**Page text**
--------------------------------

I totally agree with your hypothesis.
I'm in the process of adding some more airstones, but I am really wary of buying another mid-level 2 output air pump and am looking for other alternatives.
What about just buying an O2 tank and running the tubes off that (splitting it of course)... I wonder how much that would be and how long it would last ?
There's got to be other ways to get O2... AIR in there !
Nice ROOTS.
1982grower
Well-Known Member
I could actually get all the oxygen i want for free. i work at a hospital and run wiring. The beds all have valves and canisters next to the bed. If you want a large pump just buy an industrial pump and stick a massive diffuser on the end of a 1 inch dia line. Use a shopvac. 5 hp should give you some bubbles. Thanks for the reps man. make sure whatever motor you buy is 100% duty cycle and i was joking about the shopvac. maybe overkill
1982grower
Well-Known Member
When you say mid level i kow what you mean. they are all the same. they make some bubbles but i want tons of bubbles. my whole res i want bubbling under the plants
nasd90
Well-Known Member
LOL... A hospital... That is TITS. kiss-ass
Can I be your friend ?

--------------------------------

**Given entries**
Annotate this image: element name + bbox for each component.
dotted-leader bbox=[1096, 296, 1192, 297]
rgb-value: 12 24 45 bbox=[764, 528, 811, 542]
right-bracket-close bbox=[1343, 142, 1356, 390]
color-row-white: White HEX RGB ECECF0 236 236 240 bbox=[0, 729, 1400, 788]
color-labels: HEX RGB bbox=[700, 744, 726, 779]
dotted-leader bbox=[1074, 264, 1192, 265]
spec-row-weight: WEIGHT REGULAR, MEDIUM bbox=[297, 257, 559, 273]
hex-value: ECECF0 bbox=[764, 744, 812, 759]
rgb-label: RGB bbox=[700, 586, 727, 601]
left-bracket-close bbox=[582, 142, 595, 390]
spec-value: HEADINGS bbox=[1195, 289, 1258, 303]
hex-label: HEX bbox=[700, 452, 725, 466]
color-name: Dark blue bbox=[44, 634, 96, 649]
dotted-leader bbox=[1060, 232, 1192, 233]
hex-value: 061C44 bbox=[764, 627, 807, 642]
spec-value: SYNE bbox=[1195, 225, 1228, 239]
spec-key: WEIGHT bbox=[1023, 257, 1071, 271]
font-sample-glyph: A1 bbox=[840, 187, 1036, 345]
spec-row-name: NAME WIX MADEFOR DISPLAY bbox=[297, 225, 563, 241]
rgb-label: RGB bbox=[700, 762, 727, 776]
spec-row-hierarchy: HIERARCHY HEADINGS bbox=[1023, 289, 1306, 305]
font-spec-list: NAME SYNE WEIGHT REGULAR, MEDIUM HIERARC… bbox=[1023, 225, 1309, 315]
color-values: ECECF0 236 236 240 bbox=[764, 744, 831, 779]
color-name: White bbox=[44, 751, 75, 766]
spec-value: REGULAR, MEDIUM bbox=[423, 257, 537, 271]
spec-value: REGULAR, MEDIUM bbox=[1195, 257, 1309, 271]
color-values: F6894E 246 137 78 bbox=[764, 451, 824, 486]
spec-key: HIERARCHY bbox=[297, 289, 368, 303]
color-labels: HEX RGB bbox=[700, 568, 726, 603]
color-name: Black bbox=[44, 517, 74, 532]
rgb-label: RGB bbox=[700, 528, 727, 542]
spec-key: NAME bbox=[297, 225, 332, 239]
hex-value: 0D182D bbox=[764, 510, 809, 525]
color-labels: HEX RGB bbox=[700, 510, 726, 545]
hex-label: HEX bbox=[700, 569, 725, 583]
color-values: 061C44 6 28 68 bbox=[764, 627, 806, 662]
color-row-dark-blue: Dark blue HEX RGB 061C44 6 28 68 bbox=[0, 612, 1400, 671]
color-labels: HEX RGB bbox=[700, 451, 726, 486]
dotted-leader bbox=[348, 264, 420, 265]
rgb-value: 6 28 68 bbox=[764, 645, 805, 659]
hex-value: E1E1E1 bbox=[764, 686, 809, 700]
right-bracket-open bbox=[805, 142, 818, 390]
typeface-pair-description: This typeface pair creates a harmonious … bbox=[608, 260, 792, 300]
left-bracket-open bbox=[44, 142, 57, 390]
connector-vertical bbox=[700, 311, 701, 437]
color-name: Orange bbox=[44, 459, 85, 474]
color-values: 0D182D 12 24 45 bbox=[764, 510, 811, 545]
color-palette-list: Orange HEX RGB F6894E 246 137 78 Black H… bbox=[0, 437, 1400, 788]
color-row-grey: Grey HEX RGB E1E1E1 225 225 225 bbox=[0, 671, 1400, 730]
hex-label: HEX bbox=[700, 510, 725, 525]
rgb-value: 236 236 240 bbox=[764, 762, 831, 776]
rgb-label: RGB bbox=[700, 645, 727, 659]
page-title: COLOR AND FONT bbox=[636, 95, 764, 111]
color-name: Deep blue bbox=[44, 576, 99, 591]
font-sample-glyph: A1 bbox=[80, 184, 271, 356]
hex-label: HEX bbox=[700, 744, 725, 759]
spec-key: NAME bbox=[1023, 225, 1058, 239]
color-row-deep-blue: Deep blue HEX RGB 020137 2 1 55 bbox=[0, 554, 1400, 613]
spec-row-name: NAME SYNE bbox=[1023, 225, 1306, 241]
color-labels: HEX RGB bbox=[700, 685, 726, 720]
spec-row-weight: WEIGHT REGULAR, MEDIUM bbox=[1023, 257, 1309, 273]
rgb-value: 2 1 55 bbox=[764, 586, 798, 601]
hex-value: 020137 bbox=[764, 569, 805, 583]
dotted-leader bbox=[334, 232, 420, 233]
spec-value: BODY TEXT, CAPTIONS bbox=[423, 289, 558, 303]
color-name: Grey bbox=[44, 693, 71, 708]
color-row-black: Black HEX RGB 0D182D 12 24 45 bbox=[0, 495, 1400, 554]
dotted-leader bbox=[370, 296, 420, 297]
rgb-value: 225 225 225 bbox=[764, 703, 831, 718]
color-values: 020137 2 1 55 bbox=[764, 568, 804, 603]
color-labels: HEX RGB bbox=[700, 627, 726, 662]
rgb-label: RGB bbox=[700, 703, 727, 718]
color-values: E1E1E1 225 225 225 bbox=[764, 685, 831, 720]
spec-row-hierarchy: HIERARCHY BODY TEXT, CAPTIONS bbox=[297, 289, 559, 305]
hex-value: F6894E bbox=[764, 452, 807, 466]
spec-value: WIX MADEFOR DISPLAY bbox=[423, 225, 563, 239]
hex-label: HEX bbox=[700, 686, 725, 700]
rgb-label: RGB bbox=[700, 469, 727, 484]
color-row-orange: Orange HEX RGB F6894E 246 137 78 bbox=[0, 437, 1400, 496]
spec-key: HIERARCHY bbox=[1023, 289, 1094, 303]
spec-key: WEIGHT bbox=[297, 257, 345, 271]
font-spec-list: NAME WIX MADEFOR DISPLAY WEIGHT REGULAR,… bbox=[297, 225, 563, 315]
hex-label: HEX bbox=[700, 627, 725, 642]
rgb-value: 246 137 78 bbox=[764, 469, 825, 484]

--------------------------------

Copy the forum thread on air pumps from "I'm in the process" to "for other alternatives.". The listing above comes from a different source than the forum thread.

I'm in the process of adding some more airstones, but I am really wary of buying another mid-level 2 output air pump and am looking for other alternatives.